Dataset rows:
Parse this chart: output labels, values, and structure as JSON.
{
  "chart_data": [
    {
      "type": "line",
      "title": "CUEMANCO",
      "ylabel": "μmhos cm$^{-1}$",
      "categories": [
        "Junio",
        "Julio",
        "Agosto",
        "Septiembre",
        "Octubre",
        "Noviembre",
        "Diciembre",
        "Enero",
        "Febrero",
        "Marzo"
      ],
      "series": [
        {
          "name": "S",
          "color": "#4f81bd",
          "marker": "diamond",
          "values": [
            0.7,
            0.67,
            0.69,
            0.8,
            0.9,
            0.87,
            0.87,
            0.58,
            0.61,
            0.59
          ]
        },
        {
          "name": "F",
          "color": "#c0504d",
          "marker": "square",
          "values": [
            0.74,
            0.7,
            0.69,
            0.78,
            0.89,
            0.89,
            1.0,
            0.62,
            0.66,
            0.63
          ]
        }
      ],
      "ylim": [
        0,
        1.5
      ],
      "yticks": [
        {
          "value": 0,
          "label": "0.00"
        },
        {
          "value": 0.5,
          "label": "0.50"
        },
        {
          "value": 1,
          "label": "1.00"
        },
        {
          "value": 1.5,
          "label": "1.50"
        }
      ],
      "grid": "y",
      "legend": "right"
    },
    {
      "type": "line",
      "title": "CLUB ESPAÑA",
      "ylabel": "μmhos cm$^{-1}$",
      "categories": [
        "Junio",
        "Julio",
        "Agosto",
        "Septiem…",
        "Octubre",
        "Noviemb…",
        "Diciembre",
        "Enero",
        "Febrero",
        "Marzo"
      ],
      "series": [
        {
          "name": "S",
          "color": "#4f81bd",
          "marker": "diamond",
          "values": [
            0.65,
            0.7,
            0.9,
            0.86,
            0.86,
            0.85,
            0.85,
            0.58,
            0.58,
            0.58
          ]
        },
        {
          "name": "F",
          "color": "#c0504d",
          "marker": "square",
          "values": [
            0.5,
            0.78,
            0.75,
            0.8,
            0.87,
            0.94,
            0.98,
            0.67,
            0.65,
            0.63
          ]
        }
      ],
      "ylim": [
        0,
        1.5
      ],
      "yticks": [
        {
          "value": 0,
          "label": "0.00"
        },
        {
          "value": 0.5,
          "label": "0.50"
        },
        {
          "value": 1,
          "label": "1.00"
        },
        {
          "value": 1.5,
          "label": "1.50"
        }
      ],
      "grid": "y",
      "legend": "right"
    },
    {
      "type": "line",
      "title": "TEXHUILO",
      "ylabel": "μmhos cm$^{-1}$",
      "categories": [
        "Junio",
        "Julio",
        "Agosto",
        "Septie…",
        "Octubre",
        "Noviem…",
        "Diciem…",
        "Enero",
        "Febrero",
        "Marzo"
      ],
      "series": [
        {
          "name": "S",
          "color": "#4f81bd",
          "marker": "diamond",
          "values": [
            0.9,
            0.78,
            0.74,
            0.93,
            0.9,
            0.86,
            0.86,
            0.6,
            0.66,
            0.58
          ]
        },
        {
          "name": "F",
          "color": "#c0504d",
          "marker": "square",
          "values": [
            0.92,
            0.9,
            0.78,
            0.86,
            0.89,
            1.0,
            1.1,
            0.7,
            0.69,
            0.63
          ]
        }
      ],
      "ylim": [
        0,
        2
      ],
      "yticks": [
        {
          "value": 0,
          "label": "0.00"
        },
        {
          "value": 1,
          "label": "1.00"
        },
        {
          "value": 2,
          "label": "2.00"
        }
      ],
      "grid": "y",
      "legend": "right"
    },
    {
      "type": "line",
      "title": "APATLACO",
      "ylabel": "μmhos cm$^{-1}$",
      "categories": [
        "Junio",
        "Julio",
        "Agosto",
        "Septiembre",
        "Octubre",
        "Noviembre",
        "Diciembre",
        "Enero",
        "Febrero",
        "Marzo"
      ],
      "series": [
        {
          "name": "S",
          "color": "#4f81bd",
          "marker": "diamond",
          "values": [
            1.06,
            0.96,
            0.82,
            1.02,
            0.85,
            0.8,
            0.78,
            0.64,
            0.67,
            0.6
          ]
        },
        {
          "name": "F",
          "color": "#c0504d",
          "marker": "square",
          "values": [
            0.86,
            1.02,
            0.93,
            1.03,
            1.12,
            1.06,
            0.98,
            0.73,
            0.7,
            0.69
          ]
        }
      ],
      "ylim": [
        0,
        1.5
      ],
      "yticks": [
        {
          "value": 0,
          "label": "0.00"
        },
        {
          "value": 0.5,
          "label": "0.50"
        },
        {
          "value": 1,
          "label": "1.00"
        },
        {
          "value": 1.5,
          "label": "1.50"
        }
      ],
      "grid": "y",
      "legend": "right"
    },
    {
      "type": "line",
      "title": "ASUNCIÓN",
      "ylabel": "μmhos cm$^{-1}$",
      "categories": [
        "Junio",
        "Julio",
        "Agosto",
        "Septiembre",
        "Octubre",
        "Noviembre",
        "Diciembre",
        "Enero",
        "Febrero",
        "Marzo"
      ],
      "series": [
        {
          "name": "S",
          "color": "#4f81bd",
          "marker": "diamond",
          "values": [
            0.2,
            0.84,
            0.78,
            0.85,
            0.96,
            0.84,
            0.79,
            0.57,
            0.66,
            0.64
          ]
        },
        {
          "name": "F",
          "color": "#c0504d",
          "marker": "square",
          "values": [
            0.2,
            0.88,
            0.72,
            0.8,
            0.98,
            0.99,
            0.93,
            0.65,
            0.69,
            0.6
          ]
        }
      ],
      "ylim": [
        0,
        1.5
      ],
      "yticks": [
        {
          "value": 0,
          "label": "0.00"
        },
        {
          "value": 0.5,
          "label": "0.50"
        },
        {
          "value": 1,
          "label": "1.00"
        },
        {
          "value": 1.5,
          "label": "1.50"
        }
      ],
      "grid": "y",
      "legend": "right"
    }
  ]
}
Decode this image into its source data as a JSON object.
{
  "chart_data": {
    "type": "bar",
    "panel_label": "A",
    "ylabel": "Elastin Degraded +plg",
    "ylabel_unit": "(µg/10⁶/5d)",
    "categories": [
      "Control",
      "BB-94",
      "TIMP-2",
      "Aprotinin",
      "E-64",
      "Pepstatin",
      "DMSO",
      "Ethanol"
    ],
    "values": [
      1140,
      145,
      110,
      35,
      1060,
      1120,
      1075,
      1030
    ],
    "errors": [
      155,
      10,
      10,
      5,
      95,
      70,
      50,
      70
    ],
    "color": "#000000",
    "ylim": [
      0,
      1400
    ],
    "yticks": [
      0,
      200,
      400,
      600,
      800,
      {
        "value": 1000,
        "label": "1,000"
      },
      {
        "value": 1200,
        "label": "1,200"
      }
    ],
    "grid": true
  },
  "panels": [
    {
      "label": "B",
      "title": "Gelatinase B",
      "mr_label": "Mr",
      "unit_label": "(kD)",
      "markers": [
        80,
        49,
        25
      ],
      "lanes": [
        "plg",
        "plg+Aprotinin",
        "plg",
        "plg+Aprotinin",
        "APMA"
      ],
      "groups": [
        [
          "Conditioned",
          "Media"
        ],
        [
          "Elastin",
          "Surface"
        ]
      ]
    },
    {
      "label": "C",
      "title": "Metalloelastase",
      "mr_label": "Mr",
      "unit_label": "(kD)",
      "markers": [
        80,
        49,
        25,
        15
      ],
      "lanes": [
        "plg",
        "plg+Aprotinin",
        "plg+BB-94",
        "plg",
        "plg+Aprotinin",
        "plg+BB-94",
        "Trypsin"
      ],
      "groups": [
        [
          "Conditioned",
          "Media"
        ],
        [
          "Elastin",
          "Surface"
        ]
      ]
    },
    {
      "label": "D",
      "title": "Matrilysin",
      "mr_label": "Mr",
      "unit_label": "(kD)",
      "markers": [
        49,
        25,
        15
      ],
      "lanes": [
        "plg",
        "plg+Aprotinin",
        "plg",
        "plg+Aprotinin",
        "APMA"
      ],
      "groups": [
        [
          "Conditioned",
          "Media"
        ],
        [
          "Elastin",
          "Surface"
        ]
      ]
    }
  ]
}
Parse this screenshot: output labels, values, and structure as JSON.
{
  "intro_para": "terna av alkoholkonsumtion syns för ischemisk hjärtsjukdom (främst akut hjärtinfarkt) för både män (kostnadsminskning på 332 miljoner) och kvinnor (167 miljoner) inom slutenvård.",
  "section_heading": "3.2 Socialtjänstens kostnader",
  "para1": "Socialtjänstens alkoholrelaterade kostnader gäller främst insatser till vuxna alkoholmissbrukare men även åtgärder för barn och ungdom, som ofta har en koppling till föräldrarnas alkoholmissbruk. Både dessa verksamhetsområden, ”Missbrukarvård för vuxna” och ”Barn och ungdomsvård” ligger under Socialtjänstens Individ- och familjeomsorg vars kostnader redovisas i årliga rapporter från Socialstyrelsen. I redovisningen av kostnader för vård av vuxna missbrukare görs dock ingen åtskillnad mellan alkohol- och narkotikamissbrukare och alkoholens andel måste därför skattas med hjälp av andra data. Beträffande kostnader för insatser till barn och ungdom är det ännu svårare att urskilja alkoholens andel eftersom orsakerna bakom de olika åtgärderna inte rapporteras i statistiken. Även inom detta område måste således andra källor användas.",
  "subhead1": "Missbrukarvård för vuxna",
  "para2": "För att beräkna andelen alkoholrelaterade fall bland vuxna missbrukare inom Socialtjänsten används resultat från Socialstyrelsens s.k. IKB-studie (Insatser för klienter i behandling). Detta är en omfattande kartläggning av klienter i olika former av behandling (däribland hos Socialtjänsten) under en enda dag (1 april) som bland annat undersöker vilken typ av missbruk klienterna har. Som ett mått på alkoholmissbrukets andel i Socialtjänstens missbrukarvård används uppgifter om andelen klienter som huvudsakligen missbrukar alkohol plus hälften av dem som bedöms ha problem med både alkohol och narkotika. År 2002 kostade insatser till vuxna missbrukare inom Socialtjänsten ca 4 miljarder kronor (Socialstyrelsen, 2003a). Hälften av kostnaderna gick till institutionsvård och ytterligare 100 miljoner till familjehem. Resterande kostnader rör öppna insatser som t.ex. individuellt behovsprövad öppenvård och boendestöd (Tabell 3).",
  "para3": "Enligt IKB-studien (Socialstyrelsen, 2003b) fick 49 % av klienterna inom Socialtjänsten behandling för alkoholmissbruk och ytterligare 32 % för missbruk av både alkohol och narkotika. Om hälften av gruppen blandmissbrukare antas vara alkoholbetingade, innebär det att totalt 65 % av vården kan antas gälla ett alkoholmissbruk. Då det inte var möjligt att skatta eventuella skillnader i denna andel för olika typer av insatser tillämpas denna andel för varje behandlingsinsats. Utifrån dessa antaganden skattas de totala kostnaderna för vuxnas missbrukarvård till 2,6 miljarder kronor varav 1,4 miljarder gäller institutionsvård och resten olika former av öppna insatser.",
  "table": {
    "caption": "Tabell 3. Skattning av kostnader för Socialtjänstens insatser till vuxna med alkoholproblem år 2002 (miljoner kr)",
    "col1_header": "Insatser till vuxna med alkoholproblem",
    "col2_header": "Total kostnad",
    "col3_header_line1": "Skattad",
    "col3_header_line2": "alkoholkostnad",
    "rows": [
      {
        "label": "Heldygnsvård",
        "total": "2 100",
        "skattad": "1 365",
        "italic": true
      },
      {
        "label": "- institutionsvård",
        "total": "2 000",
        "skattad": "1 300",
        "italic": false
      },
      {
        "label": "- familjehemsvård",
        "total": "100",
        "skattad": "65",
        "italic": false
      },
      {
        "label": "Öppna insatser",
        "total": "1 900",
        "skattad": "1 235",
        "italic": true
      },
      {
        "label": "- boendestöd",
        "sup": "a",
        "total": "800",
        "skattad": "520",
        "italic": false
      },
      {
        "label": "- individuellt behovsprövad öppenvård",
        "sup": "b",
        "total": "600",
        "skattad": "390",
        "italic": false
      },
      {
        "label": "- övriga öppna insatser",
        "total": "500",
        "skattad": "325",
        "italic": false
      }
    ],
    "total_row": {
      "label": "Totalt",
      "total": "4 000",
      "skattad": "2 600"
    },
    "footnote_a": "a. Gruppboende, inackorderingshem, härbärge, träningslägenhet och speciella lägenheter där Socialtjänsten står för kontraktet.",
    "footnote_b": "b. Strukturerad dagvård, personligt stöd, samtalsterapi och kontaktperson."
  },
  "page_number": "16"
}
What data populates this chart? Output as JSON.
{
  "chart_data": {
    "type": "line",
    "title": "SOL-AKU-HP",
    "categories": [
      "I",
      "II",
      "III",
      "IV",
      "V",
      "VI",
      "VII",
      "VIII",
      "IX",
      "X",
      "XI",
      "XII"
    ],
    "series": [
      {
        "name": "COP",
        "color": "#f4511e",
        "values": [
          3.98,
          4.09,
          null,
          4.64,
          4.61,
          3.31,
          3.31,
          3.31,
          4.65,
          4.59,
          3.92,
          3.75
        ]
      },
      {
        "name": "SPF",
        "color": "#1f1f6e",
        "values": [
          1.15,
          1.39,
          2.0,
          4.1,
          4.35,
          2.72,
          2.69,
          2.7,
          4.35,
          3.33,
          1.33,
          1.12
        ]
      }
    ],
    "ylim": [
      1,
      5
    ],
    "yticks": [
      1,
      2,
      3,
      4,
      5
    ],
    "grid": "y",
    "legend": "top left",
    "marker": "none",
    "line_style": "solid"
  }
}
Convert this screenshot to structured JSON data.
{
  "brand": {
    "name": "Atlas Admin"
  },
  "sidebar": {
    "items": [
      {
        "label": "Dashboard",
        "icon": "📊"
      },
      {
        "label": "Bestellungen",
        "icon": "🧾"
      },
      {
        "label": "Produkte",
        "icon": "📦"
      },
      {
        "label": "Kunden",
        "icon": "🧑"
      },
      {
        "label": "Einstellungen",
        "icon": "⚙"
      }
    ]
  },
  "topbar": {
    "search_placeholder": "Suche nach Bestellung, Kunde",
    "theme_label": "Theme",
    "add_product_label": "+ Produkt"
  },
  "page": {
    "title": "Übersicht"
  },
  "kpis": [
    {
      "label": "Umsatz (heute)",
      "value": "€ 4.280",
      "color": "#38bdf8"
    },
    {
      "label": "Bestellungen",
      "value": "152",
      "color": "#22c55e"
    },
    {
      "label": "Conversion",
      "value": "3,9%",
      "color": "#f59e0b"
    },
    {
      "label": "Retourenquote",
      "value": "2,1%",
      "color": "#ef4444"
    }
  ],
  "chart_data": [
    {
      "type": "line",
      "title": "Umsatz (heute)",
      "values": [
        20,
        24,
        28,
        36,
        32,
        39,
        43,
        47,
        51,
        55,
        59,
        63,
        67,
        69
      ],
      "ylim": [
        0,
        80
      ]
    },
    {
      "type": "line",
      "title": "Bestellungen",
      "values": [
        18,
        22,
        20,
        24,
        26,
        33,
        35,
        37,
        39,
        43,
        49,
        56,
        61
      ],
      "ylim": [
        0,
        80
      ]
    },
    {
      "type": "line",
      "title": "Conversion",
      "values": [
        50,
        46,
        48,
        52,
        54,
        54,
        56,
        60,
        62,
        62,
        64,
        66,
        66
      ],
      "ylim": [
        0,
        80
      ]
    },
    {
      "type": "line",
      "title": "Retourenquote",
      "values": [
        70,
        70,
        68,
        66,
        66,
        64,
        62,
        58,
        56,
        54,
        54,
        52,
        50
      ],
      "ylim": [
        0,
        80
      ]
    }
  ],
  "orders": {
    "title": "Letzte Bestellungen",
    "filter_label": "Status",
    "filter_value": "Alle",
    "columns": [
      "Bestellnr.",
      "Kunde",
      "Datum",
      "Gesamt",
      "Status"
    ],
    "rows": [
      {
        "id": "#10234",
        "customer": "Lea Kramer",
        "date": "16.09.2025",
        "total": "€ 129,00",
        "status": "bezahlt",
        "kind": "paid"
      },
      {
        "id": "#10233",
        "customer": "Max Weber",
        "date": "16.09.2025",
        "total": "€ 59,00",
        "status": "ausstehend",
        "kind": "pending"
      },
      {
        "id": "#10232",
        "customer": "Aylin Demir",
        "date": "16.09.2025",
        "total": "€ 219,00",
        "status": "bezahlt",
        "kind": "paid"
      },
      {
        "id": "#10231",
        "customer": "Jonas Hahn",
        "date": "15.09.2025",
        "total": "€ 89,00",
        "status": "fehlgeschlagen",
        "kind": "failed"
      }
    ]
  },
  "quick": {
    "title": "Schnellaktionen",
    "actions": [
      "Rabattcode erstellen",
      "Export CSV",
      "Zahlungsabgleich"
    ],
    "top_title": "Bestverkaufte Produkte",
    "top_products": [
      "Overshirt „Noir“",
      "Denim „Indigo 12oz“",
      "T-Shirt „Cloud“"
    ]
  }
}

What is asked: Locate the word "this" in the entries, and copy every line where it is found.

Answer to the task:
Parse this chart: output labels, values, and structure as JSON.
Decode this image into its source data as a JSON object.
Parse this screenshot: output labels, values, and structure as JSON.
What data populates this chart? Output as JSON.
Convert this screenshot to structured JSON data.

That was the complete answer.